## OBJECTIVE
Scan the following material for the string "http" and copy each line in which it appears.

## THE RECORDS
"""
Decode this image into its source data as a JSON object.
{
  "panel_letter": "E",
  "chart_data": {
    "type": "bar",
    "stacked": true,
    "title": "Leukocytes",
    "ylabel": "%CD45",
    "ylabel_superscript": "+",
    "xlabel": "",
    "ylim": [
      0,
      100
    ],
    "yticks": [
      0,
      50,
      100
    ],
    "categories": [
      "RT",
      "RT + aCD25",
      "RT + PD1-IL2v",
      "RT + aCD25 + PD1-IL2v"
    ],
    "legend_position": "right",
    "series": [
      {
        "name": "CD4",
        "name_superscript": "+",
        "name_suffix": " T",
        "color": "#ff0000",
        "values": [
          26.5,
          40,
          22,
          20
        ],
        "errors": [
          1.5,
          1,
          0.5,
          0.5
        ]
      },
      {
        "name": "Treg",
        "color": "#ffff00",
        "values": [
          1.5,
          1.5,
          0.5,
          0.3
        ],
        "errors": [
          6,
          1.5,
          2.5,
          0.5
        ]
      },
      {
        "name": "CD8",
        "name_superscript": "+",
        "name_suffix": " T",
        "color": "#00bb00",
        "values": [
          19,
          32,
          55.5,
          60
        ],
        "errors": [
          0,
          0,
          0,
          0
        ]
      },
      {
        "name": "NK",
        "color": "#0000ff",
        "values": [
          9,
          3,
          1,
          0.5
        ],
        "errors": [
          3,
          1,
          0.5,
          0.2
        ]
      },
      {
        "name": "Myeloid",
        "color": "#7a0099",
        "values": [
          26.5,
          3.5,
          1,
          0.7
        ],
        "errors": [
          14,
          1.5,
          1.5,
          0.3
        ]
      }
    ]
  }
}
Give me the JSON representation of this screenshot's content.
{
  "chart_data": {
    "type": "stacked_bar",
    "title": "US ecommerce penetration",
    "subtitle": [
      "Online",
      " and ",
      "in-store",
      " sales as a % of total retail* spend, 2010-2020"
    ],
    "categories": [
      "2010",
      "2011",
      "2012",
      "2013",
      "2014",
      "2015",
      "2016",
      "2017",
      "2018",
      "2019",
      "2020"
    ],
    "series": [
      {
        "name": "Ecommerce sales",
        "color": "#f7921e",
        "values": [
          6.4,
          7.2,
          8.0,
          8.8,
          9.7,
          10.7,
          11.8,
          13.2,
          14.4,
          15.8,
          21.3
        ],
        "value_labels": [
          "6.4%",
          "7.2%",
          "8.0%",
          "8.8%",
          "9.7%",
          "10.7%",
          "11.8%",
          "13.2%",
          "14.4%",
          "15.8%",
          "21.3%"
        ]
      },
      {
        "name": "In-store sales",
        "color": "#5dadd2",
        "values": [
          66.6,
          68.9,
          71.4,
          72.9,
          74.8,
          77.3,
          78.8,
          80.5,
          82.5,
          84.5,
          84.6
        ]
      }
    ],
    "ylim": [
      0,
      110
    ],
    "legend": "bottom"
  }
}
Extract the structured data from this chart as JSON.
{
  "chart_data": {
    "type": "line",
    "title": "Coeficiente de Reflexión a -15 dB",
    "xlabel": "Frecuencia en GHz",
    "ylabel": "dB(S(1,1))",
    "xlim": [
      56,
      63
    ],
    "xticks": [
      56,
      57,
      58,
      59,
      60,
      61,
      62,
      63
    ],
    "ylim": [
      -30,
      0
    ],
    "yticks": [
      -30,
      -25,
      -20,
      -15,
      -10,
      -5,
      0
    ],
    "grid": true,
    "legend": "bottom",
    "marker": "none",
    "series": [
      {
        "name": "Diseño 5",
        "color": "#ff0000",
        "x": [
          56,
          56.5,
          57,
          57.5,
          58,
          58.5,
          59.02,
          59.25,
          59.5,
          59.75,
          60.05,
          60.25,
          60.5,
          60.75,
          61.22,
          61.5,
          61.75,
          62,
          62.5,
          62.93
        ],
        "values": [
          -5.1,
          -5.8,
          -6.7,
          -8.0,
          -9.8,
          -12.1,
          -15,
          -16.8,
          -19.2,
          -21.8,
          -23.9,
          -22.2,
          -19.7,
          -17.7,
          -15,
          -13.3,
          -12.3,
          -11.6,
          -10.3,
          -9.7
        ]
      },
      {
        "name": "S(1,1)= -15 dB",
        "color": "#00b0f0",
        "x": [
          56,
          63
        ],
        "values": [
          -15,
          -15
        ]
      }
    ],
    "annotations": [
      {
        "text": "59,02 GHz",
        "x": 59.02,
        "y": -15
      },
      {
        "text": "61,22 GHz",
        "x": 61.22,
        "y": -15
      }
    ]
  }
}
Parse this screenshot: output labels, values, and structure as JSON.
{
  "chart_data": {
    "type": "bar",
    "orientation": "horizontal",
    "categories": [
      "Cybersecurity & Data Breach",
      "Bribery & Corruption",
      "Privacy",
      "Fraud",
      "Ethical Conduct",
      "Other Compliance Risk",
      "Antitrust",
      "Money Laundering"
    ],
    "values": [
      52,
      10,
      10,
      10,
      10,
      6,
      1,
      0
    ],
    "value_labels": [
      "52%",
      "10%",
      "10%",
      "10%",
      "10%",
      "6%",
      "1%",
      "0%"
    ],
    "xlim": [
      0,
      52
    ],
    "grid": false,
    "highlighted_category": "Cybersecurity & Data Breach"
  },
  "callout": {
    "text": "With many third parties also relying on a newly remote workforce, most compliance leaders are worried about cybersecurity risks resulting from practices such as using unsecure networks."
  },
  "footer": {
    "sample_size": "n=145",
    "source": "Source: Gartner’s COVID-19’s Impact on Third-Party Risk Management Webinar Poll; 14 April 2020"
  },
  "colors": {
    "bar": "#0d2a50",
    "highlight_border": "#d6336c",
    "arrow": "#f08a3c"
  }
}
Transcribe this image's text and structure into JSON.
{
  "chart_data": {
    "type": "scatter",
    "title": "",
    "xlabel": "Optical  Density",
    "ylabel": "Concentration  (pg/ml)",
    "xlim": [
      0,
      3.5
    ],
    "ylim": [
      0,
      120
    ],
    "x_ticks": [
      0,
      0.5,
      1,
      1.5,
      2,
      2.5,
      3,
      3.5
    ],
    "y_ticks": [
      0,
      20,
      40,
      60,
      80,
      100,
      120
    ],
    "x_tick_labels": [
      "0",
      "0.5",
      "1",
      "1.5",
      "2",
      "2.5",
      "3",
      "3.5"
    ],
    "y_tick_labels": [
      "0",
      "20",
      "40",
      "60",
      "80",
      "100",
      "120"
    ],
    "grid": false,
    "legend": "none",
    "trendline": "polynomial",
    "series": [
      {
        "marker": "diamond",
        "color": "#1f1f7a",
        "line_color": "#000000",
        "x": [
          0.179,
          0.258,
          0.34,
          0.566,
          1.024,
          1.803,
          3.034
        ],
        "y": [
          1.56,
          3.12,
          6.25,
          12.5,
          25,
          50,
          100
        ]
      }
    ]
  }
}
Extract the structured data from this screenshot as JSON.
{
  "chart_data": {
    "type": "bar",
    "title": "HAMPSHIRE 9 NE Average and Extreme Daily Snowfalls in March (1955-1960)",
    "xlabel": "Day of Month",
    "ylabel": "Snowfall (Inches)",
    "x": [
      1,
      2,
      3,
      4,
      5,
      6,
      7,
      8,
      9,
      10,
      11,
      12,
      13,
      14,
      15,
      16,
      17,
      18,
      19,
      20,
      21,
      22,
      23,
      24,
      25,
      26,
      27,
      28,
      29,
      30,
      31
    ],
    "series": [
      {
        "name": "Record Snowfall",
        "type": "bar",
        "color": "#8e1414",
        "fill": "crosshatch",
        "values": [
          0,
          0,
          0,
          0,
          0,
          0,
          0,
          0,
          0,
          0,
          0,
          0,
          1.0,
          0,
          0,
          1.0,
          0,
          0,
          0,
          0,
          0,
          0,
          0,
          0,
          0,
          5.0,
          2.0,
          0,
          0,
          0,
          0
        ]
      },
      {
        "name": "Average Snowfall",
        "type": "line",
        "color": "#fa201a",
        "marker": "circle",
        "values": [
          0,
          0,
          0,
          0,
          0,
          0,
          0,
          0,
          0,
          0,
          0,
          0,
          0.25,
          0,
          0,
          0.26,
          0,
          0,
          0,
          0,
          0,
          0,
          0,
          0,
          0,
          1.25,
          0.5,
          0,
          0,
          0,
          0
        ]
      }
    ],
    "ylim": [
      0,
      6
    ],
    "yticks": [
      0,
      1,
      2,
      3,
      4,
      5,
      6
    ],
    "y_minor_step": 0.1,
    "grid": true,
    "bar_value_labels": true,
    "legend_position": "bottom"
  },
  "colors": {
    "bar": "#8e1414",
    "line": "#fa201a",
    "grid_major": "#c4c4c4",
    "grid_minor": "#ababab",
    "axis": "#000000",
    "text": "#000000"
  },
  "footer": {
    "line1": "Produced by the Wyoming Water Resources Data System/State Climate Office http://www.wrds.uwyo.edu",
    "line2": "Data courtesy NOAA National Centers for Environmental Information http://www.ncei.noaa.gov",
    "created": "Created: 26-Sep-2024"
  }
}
"""
## TASK ANSWER
    "line1": "Produced by the Wyoming Water Resources Data System/State Climate Office http://www.wrds.uwyo.edu",
    "line2": "Data courtesy NOAA National Centers for Environmental Information http://www.ncei.noaa.gov",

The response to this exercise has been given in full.